■ **Document text**:
--

13

I'm working on a paper with some collaborators. At the same time, I'm writing my dissertation for my defense next month.

I need to include the paper in the dissertation, but it doesn't just become a chapter. Parts go in one chapter, and parts of it go in another. There are too many parts to just put each in their own file; at least 5 or 6, so I think my collaborators would be upset. Each dissertation chapter is currently a separate file (separate directory even).

So what I really want is to slice-and-dice the paper, occasionally even at the level of individual paragraphs, into my thesis, and at the same time be able to merge in changes made by myself and my collaborators on the base paper. This merging should be easy, or preferably done automatically when I request it. (The paper and dissertation are both in subversion.)

Do I have any options for accomplishing this fairly easily? Would \includecomment and \excludecomment from the comment package help me? I've read a little bit about the extract package, which sounded pretty useful except that it's designed to produce free-stranding documents via extraction, whereas I want to extract chunks of LaTeX to be included with \input. Does anyone know how well this package works, and whether it could help me? Could I conditionalize the preamble in the paper somehow so that it could all get commented out when I input the extracted tex file? I.e., #ifndef EXTRACT, and #define EXTRACT before I do \input?

(Also, I presume I could place any new packages directly in the directory so that my collaborators can get it automatically.)

I've used TeX for years but am really not an expert, and I really need to get my dissertation written so I can defend. So far I've just forked the paper and was hoping to do subversion merges, but that's not going to be sufficient--subversion won't be able to track paragraphs I relocated because it doesn't have a concept of relocating a text block.

1
  • I have to confess that although the answers sounded like they might work, in the end I had to give in and just maintain two separate documents. My highest priority was getting the dissertation done so I could pass my defense. :) Merging with subversion worked surprisingly well in practice most of the time.
    – Paul
    Nov 19, 2010 at 18:12

5 Answers 5

10

You can probably hack it with something like this (I'm not sure if it would work). You may have to split the TeX file into the wrapper for the paper, and the body for the paper. In the wrapper for the paper, include the comment package, and set

\usepackage{comment}
\includecomment{bodyOfText}
\includecomment{paraA}
\includecomment{paraB}
% One for each separate unit you want to split up.

\newenvironment\commented[1]{\end{bodyOfText}\begin{#1}}%
  {\end{#1}\begin{bodyOfText}}

\begin{document}
\begin{bodyOfText}
\input{body}
\end{bodyOfText}
\end{document}

Inside body.tex where you keep the body of your text, each part you want to extract should be demarcated by

\begin{commented}{paraA}
%text here
\end{commented}{paraA}

And in your thesis, you can do

\usepackage{comment}
\excludecomment{bodyOfText}
\excludecomment{paraA}
% again, one for each extraction.

--

[Portion of a data file]
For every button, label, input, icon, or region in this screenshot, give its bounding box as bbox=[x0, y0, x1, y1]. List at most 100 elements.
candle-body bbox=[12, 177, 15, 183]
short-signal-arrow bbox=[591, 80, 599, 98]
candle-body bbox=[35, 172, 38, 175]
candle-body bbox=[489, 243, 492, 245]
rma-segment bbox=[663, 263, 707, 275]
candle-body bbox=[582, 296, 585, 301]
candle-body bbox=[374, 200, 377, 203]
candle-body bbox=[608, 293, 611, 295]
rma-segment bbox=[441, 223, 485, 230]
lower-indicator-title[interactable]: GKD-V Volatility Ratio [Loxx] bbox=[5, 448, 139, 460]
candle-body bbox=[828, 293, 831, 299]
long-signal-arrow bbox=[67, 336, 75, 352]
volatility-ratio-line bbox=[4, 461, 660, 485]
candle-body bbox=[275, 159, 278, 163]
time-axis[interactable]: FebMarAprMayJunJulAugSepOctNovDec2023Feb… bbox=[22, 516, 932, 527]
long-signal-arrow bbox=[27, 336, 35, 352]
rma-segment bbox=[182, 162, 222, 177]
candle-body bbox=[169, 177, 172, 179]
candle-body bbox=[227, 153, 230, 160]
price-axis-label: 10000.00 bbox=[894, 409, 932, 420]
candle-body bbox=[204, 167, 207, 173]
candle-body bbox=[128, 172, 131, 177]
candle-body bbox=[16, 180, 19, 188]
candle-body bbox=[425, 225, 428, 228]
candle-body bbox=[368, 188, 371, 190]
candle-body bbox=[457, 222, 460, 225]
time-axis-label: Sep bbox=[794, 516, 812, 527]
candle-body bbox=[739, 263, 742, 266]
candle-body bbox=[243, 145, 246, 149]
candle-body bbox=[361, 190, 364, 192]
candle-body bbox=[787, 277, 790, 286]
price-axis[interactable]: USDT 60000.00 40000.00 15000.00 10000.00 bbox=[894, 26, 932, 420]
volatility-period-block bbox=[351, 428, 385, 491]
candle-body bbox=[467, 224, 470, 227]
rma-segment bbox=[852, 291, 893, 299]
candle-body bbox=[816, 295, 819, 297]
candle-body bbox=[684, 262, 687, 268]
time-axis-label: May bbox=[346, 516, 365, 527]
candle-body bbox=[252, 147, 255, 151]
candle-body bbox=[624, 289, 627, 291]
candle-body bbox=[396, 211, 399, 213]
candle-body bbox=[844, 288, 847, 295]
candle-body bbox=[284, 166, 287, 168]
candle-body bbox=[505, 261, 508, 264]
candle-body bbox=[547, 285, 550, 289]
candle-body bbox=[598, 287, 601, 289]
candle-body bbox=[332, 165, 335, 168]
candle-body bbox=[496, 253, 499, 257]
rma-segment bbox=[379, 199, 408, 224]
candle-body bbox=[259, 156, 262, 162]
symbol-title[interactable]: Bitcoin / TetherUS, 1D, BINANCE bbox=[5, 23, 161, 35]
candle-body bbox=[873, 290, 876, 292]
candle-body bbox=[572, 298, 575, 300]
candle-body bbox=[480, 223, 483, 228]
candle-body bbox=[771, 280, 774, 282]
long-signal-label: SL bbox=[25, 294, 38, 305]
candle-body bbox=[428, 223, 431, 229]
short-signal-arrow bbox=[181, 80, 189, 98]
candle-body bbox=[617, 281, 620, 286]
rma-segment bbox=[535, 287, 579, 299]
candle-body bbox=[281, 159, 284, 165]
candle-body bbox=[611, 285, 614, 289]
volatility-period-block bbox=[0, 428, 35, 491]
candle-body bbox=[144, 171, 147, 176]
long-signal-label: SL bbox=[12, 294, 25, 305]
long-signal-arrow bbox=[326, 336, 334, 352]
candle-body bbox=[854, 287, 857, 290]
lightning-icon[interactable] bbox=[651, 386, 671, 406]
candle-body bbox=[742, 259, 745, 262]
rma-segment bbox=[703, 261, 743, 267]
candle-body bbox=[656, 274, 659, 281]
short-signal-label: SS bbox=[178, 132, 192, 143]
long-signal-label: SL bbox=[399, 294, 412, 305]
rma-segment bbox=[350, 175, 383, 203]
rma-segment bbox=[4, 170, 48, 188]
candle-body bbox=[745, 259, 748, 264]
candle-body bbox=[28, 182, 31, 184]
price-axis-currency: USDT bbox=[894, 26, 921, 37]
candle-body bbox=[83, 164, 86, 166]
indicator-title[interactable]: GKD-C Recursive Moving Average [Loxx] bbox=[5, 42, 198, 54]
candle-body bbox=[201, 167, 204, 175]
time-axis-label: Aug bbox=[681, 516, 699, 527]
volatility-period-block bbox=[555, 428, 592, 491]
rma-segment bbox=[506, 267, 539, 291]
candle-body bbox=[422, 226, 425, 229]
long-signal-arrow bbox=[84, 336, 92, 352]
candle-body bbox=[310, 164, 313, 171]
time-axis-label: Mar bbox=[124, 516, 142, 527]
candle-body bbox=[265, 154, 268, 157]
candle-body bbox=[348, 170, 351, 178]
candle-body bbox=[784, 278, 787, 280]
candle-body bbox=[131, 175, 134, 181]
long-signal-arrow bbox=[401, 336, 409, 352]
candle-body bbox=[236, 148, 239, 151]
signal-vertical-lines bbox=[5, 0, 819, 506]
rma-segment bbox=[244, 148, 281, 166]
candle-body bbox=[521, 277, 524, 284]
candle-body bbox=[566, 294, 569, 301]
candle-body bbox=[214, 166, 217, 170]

--

■ **What you will do**:
a - Transcribe the records, starting with their first line and going on through the line with "candle-body bbox=[787, 277, 790, 286]", including both of those lines.
b - Continue the text about splitting a LaTeX paper across dissertation chapters from the point where it stops.
The records have no connection to the text.

■ **Answers below**:
a -
For every button, label, input, icon, or region in this screenshot, give its bounding box as bbox=[x0, y0, x1, y1]. List at most 100 elements.
candle-body bbox=[12, 177, 15, 183]
short-signal-arrow bbox=[591, 80, 599, 98]
candle-body bbox=[35, 172, 38, 175]
candle-body bbox=[489, 243, 492, 245]
rma-segment bbox=[663, 263, 707, 275]
candle-body bbox=[582, 296, 585, 301]
candle-body bbox=[374, 200, 377, 203]
candle-body bbox=[608, 293, 611, 295]
rma-segment bbox=[441, 223, 485, 230]
lower-indicator-title[interactable]: GKD-V Volatility Ratio [Loxx] bbox=[5, 448, 139, 460]
candle-body bbox=[828, 293, 831, 299]
long-signal-arrow bbox=[67, 336, 75, 352]
volatility-ratio-line bbox=[4, 461, 660, 485]
candle-body bbox=[275, 159, 278, 163]
time-axis[interactable]: FebMarAprMayJunJulAugSepOctNovDec2023Feb… bbox=[22, 516, 932, 527]
long-signal-arrow bbox=[27, 336, 35, 352]
rma-segment bbox=[182, 162, 222, 177]
candle-body bbox=[169, 177, 172, 179]
candle-body bbox=[227, 153, 230, 160]
price-axis-label: 10000.00 bbox=[894, 409, 932, 420]
candle-body bbox=[204, 167, 207, 173]
candle-body bbox=[128, 172, 131, 177]
candle-body bbox=[16, 180, 19, 188]
candle-body bbox=[425, 225, 428, 228]
candle-body bbox=[368, 188, 371, 190]
candle-body bbox=[457, 222, 460, 225]
time-axis-label: Sep bbox=[794, 516, 812, 527]
candle-body bbox=[739, 263, 742, 266]
candle-body bbox=[243, 145, 246, 149]
candle-body bbox=[361, 190, 364, 192]
candle-body bbox=[787, 277, 790, 286]

b -
\newcommand\extracttext[1]{\includecomment{#1}\begin{bodyOfText}%
  \input{body}\end{bodyOfText}\excludecomment{#1}}

\begin{document}
%some other text

\extracttext{paraA}

%some other text

\extracttext{paraB}
\end{document}
7

It's very difficult to try to come up with a single solution that would match everyone's needs. You might want to look at packages like newclude, includex and subdocs. But it's entirely possible none of them will have what you want.

Personally I do something very similar to what Willie was suggesting. (Sorry if this is a little redundant. I wrote most of it before Willie's showed up.) Note, however, that you can do pretty much all of it without even needing the comment package.

Create different "wrapper" documents containing a different preamble with a bunch of command definitions, different for each version, followed only by \input{...} and \include{...} commands, calling the "core" documents which made use of those commands but interpreting them differently depending on the different definitions. E.g., in one you have:

 \documentclass[12pt]{article}
 \newcommand{\articleversiononly}[1]{#1}
 \newcommand{\thesisversiononly}[1]{}
 \begin{document}
 \input{body.tex}
 \end{document}

in another you have, conversely:

 \documentclass[10pt]{thesis}
 \newcommand{\articleversiononly}[1]{}
 \newcommand{\thesisversiononly}[1]{#1}
 \begin{document}
 \input{body.tex}
 \end{document}

and in the body.tex things like

 \articleversiononly{%

 Some stuff that only goes here in the article version.

 }

Of course you have have multiple included files if that's easier too, especially, for e.g., something that goes one place in one version and somewhere else in another. Then you can put \articleversiononly{\input{movingpiece.tex}} in one place in body.tex, but \thesisversiononly{\input{movingpiece.tex}} in another place, and so on. Compiling the master versions will give you what you need.

That's always been enough for me, but I don't know whether my needs have ever been similar to yours. If I needed more than that, I'd create one "master version" and then write a script to create subversions using sed, perhaps using cues stuck in with comments, or something like that.

4
  • Your solution is in fact technically simpler. Two of the small advantages that I can see for the more complicated way I did it are that (a) you don't have to chase down opening/closing braces, which may get tiresome sometimes and (b) it is slightly easier to search for where each included section begins or ends. Oct 15, 2010 at 20:26
  • Agreed, Willie. Partly also a matter of taste/style.
    – frabjous
    Oct 15, 2010 at 21:04
  • 2
    Your answer was very good, but since I had to choose just one I ended up with Willie's. Unfortunately I don't have enough rep to bump your answer either.
    – Paul
    Oct 16, 2010 at 0:28
  • The TeX FAQ suggests using the comment package over a macro that gobbles its arguments. To quote: \gobble is pretty inefficient at consuming anything non-trivial, since all the matter to be skipped is copied to the argument stack before being ignored.
    – Aditya
    Oct 16, 2010 at 5:34
6

Copying from Will Robertson's answer to this question, the catchfilebetweentags package looks like a good option.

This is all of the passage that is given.